Track down each line that has the word "место" and copy it.
START Items
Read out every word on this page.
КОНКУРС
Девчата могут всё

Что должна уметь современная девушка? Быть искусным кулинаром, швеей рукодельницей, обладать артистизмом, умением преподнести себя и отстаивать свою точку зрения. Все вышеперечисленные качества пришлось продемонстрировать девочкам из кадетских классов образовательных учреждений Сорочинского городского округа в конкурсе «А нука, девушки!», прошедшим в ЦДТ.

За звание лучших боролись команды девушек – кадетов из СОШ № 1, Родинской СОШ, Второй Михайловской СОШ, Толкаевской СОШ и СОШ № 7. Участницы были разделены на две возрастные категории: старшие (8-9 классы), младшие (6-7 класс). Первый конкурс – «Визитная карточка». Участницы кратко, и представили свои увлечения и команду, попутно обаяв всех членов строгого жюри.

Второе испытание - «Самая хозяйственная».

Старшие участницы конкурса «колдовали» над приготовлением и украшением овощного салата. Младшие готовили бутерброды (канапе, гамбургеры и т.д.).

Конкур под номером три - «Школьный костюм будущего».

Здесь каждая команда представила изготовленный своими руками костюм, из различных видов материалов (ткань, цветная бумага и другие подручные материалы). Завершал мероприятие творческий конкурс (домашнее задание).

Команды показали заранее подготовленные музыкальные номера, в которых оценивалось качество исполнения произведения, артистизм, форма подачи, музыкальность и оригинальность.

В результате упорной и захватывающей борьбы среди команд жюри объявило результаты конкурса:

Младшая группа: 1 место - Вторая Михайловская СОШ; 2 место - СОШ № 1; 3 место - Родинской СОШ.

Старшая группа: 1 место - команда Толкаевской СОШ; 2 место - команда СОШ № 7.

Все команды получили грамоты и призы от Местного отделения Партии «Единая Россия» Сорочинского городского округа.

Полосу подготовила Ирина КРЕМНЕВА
END Items
START Items
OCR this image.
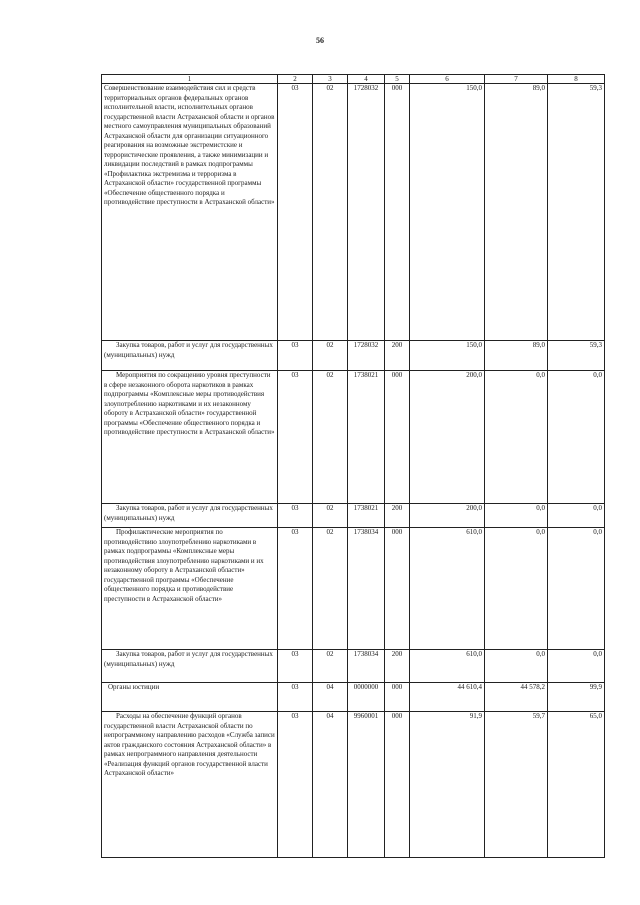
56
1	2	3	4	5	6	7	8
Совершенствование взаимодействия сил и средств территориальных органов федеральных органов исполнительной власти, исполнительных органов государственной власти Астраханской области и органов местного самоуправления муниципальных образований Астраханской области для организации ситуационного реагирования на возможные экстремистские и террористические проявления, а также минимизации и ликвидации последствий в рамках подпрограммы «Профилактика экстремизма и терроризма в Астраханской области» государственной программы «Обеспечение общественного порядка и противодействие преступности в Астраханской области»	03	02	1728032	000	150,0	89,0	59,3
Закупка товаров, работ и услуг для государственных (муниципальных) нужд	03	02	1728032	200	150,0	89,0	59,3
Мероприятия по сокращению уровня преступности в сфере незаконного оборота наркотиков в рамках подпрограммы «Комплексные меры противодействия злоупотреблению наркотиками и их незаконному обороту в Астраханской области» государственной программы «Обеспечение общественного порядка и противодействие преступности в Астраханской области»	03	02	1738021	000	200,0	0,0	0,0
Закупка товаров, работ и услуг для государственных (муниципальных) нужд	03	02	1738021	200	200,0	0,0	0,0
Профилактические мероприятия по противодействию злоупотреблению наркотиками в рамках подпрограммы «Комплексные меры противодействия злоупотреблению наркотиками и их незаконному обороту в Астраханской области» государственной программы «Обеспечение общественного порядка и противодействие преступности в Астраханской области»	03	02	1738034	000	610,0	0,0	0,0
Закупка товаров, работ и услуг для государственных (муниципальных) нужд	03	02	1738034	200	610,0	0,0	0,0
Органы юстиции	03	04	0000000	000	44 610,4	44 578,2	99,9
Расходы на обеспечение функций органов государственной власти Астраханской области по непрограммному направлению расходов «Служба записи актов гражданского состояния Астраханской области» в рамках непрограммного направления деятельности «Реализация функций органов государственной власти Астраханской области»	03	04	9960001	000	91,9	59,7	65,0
END Items
**Result:**
Младшая группа: 1 место - Вторая Михайловская СОШ; 2 место - СОШ № 1; 3 место - Родинской СОШ.
Старшая группа: 1 место - команда Толкаевской СОШ; 2 место - команда СОШ № 7.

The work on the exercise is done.